------ Data provided
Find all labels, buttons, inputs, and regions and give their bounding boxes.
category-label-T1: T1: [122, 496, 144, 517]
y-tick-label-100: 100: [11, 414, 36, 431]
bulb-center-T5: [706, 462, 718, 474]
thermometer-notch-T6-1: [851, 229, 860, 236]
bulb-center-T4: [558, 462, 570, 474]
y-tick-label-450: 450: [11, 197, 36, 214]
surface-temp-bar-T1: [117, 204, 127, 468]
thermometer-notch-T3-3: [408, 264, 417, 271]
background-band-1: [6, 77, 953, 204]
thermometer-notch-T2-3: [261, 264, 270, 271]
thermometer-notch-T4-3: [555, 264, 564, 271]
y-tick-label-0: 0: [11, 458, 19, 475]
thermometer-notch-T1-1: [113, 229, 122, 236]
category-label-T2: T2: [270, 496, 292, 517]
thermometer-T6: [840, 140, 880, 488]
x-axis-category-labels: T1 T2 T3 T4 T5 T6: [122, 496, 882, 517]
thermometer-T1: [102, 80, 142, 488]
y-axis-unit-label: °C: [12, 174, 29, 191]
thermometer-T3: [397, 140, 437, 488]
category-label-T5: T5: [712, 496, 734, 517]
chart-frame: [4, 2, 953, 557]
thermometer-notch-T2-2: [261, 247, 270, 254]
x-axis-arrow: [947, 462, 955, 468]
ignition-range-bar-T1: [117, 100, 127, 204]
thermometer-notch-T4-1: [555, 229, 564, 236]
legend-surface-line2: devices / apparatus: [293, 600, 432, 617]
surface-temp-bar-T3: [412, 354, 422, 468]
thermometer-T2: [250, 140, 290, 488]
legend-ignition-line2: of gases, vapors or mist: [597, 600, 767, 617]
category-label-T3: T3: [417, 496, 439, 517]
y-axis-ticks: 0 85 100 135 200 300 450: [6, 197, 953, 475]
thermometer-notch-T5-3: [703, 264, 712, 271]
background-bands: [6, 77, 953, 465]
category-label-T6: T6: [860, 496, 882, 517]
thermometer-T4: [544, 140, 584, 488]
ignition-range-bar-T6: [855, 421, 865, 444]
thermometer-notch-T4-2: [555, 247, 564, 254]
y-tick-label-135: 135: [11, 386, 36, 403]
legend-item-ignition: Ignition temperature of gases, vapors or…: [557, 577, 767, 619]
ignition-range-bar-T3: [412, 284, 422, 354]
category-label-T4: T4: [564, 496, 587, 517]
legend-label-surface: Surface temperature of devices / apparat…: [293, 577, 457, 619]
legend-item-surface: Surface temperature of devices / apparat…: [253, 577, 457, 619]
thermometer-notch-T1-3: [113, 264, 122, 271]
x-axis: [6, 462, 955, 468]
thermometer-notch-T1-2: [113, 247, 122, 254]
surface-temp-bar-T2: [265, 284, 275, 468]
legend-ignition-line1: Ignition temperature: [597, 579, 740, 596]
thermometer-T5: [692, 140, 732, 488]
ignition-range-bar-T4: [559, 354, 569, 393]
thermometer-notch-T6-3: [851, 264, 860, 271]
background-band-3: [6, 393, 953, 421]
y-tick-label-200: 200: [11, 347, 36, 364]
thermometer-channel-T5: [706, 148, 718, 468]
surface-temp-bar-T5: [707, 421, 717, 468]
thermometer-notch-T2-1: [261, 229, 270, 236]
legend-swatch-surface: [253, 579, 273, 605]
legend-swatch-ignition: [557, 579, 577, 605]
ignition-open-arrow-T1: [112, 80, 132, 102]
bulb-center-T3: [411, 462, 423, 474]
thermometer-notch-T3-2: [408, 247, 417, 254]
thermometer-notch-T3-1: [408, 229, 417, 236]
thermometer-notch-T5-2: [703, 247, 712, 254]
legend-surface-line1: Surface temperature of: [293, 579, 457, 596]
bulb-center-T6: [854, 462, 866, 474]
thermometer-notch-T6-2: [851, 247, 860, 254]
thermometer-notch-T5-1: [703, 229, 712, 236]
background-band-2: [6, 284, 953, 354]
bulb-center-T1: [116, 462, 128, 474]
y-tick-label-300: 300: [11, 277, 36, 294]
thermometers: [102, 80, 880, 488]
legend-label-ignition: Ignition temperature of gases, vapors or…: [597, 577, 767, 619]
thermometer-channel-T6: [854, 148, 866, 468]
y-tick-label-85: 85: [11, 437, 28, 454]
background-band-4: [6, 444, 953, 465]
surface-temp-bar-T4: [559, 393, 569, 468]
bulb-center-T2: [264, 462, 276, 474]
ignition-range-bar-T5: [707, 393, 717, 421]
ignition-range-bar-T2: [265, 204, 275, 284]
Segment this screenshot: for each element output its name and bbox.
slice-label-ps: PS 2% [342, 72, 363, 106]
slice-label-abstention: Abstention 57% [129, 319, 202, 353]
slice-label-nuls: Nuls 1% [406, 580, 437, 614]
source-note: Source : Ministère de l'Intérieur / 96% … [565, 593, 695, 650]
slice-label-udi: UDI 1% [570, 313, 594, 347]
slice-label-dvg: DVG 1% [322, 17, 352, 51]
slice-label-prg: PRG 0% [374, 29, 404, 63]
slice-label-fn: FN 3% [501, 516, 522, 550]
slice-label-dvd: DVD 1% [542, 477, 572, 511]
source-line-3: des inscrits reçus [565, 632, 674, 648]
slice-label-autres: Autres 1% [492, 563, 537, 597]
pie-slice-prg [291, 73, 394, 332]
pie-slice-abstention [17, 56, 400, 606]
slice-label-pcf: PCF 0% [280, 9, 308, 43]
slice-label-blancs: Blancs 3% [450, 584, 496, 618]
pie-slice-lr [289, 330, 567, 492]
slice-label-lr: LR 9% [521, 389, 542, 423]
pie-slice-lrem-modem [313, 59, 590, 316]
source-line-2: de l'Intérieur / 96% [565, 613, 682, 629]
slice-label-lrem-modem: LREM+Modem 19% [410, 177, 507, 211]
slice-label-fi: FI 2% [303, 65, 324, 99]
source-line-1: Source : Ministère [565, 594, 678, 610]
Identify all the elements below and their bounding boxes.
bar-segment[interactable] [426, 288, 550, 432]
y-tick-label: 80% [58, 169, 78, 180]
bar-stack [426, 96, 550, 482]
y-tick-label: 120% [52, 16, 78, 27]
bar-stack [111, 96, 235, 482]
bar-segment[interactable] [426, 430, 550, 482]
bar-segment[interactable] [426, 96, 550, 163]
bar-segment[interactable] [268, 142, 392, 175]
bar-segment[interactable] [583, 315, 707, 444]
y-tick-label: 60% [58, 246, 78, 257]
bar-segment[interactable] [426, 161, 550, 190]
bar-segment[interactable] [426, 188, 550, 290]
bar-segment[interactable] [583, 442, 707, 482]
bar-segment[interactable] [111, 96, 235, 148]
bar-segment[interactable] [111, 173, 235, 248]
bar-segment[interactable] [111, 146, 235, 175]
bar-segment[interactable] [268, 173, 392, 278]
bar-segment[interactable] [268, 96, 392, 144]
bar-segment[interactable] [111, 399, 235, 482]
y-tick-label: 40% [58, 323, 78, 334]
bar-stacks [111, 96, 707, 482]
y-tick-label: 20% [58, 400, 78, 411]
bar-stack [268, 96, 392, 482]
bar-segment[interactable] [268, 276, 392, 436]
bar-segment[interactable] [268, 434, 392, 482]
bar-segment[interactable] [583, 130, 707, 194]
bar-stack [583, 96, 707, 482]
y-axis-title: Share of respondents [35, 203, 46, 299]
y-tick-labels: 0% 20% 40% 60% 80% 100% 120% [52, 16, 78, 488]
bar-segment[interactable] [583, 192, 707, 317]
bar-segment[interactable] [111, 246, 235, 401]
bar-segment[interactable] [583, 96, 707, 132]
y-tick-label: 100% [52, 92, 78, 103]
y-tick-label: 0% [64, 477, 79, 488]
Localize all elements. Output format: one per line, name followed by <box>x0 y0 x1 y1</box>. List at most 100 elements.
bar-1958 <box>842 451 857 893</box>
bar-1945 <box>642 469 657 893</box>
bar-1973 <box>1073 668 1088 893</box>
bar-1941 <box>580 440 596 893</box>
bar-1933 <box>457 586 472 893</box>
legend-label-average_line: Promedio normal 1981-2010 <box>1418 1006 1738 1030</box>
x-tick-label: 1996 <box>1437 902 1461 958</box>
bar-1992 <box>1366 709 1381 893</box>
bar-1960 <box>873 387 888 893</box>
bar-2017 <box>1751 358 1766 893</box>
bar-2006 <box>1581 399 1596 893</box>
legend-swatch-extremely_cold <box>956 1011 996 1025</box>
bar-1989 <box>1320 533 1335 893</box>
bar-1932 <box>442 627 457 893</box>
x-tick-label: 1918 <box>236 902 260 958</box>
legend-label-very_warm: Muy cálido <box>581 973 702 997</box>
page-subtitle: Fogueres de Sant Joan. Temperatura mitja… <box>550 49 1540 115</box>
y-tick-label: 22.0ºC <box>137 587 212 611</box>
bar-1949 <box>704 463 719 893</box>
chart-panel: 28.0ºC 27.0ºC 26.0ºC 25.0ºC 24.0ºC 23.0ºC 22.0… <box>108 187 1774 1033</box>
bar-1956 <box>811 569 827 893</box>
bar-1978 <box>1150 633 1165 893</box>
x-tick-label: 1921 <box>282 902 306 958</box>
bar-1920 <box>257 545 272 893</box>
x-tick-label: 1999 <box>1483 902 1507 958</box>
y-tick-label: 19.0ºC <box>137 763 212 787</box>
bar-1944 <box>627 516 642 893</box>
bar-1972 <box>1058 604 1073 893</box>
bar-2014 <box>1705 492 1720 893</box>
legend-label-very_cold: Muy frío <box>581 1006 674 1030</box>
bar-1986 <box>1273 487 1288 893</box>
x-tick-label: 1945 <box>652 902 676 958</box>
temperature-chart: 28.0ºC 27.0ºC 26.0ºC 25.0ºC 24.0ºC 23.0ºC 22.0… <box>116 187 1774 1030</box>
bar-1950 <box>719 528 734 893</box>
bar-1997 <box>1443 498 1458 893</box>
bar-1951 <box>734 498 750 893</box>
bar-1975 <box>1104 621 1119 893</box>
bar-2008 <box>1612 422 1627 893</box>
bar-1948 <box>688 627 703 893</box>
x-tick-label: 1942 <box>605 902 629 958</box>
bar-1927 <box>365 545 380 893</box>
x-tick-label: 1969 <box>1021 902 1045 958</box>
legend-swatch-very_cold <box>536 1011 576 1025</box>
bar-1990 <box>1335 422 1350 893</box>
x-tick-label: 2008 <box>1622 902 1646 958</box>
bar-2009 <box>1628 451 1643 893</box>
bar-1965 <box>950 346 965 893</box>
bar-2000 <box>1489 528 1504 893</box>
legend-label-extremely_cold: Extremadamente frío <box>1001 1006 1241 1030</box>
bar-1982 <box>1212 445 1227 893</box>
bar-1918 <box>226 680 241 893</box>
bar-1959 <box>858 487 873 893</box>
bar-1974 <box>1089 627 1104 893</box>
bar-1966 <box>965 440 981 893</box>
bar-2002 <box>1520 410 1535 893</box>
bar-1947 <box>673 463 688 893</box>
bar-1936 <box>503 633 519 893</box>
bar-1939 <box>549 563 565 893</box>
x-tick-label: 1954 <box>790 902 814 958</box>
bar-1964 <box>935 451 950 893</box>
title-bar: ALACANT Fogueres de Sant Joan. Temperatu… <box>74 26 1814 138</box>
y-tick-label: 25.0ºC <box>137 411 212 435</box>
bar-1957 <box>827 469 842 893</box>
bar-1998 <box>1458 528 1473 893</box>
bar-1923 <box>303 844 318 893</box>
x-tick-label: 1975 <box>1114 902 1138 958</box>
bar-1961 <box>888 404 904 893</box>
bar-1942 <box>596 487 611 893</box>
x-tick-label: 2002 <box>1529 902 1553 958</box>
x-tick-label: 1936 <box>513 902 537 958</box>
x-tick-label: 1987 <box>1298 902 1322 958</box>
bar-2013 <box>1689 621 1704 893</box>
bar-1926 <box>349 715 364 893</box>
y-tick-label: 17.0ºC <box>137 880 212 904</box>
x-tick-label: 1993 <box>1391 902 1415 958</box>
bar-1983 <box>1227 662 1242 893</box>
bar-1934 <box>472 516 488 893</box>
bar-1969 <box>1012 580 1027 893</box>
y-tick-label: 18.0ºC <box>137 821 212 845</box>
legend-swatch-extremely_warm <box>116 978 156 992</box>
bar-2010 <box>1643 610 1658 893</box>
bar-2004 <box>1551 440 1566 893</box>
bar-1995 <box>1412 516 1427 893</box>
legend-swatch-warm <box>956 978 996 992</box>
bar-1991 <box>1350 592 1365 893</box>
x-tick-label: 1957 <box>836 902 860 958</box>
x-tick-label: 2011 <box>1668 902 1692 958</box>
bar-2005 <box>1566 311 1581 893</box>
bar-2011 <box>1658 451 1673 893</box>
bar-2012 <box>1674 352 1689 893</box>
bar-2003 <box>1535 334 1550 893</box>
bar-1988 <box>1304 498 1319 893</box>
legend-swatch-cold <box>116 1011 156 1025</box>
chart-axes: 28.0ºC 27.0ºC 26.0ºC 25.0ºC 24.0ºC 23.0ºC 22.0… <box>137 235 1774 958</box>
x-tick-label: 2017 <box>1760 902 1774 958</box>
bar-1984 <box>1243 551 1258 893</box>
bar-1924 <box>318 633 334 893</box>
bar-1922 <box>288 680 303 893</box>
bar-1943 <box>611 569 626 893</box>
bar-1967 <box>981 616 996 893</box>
------------
• _Work instructions_: Take the items from the first line through the line that contains "thermometer-T2: [250, 140, 290, 488]", and write them out again with "surface-temp-bar" swapped for "surface-temperature-bar" and nothing else altered.

• _Response to this exercise_:
Find all labels, buttons, inputs, and regions and give their bounding boxes.
category-label-T1: T1: [122, 496, 144, 517]
y-tick-label-100: 100: [11, 414, 36, 431]
bulb-center-T5: [706, 462, 718, 474]
thermometer-notch-T6-1: [851, 229, 860, 236]
bulb-center-T4: [558, 462, 570, 474]
y-tick-label-450: 450: [11, 197, 36, 214]
surface-temperature-bar-T1: [117, 204, 127, 468]
thermometer-notch-T3-3: [408, 264, 417, 271]
background-band-1: [6, 77, 953, 204]
thermometer-notch-T2-3: [261, 264, 270, 271]
thermometer-notch-T4-3: [555, 264, 564, 271]
y-tick-label-0: 0: [11, 458, 19, 475]
thermometer-notch-T1-1: [113, 229, 122, 236]
category-label-T2: T2: [270, 496, 292, 517]
thermometer-T6: [840, 140, 880, 488]
x-axis-category-labels: T1 T2 T3 T4 T5 T6: [122, 496, 882, 517]
thermometer-T1: [102, 80, 142, 488]
y-axis-unit-label: °C: [12, 174, 29, 191]
thermometer-T3: [397, 140, 437, 488]
category-label-T5: T5: [712, 496, 734, 517]
chart-frame: [4, 2, 953, 557]
thermometer-notch-T2-2: [261, 247, 270, 254]
x-axis-arrow: [947, 462, 955, 468]
ignition-range-bar-T1: [117, 100, 127, 204]
thermometer-notch-T4-1: [555, 229, 564, 236]
legend-surface-line2: devices / apparatus: [293, 600, 432, 617]
surface-temperature-bar-T3: [412, 354, 422, 468]
thermometer-T2: [250, 140, 290, 488]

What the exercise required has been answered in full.